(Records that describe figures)
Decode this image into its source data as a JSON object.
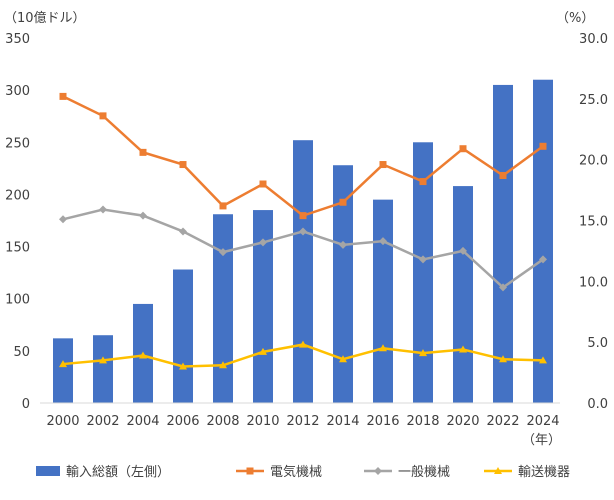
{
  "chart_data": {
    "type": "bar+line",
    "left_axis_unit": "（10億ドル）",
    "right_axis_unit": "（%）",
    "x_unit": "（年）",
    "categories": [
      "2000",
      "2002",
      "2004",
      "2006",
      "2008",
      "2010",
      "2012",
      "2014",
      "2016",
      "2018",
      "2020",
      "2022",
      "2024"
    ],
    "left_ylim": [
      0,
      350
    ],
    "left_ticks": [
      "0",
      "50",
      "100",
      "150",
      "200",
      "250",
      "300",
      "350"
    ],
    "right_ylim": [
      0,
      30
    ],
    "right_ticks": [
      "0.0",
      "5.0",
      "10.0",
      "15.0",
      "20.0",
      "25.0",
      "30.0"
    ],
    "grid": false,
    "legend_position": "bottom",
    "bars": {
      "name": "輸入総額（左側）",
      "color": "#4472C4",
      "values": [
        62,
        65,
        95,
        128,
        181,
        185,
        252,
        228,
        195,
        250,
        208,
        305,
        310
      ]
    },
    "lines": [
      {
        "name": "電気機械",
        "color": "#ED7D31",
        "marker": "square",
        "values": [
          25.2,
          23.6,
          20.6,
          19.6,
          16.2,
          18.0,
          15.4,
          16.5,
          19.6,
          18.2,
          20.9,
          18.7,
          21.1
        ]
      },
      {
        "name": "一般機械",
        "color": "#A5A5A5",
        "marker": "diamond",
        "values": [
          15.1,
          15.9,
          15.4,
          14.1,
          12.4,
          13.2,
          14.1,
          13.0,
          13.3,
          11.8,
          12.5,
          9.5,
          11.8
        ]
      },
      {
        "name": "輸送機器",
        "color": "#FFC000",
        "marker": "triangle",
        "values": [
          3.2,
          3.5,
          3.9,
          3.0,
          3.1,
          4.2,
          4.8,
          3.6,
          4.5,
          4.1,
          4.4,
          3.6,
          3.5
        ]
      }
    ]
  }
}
---
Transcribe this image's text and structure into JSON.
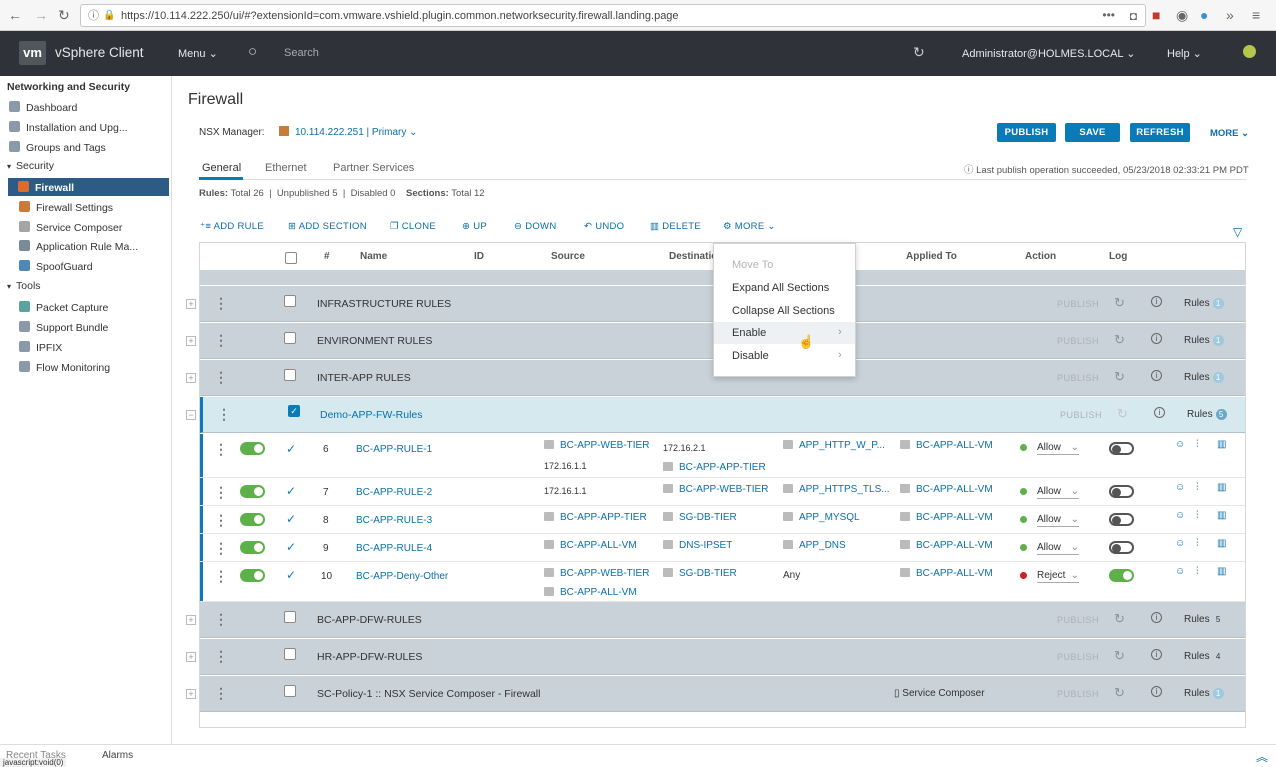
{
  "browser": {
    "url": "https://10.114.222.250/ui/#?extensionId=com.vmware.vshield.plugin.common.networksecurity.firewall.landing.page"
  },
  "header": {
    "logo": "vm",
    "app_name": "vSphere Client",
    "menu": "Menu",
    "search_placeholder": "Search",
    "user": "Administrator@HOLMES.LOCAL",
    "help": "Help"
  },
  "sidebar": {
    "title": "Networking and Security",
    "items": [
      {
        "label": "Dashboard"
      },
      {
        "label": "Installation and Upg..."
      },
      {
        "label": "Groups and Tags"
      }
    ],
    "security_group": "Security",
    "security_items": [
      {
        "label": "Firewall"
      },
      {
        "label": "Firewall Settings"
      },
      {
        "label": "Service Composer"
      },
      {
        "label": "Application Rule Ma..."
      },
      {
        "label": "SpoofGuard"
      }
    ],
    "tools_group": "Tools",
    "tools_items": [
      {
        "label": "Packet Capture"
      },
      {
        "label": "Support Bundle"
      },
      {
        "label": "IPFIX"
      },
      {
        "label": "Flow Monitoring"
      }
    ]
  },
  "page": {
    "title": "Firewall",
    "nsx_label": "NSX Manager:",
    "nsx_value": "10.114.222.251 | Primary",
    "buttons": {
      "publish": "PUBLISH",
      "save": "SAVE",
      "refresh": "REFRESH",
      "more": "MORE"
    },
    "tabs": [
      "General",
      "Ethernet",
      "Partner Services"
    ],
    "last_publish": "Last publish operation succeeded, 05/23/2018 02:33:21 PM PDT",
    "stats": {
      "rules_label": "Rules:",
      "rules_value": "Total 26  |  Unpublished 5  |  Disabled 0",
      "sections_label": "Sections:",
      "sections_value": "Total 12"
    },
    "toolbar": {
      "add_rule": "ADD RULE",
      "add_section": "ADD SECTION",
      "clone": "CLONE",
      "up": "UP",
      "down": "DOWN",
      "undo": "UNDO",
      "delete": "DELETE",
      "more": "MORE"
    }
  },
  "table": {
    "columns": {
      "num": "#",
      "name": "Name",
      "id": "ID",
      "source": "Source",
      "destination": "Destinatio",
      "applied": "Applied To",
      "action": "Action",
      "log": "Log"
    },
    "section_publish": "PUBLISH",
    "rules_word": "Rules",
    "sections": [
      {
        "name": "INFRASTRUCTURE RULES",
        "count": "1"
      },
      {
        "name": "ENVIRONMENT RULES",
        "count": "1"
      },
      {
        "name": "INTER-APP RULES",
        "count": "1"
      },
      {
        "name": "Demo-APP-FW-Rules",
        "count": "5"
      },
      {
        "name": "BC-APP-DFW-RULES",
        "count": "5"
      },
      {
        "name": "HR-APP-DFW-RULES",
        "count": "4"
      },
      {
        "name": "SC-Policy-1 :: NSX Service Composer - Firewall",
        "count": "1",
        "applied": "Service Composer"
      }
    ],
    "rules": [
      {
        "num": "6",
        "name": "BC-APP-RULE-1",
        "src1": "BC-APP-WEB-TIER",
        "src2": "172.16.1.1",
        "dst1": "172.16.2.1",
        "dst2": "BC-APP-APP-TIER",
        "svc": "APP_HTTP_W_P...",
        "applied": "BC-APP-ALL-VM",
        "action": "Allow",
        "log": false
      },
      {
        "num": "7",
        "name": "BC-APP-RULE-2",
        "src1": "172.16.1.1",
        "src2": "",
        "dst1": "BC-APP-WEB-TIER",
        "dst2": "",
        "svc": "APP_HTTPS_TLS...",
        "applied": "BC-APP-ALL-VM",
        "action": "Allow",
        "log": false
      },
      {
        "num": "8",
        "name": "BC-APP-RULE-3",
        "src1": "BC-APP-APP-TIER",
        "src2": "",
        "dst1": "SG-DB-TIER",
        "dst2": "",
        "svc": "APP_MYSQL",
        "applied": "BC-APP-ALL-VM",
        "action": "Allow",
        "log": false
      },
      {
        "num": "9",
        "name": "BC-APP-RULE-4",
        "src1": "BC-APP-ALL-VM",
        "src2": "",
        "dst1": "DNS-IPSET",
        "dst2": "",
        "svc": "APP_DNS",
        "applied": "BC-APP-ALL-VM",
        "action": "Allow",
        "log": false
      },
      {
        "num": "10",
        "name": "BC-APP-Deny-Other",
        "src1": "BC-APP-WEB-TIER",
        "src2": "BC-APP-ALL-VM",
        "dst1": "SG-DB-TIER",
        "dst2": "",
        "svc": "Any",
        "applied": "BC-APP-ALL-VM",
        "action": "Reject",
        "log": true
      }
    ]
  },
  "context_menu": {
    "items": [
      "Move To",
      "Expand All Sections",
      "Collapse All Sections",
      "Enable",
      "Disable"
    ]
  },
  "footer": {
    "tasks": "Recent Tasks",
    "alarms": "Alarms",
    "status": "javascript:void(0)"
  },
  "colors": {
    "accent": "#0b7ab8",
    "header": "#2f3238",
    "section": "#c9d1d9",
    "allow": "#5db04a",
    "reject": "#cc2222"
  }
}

- **PROBLEM DETAILS**
List all lines in the material containing the string "image".

- **RESPONSE TO THIS TASK**
Decode this image into its source data as a JSON object.
Transcribe this image's text and structure into JSON.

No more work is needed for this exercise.